(Dataset excerpt)
= = = =

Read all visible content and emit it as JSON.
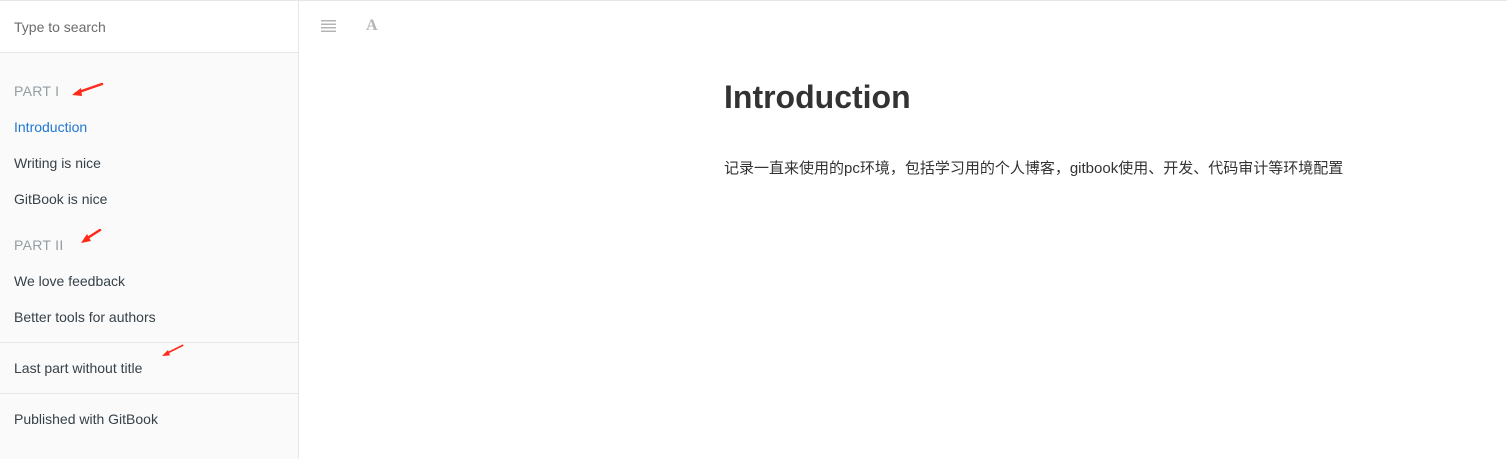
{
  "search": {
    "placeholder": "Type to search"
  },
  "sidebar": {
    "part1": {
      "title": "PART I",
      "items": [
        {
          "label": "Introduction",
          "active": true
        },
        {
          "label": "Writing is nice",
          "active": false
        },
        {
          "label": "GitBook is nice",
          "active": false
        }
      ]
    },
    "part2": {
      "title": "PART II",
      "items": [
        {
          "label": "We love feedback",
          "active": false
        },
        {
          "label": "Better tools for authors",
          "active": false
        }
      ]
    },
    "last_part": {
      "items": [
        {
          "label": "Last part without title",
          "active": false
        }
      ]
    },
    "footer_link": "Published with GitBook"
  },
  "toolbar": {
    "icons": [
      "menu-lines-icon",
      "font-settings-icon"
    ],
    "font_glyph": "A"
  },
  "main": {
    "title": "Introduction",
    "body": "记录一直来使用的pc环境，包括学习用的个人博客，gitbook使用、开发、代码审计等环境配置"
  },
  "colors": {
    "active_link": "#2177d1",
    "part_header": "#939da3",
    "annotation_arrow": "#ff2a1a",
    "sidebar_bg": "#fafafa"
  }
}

= = = =

Direction
Say how many lines in the listing above include "nice". Give nothing but the number.

Solution
2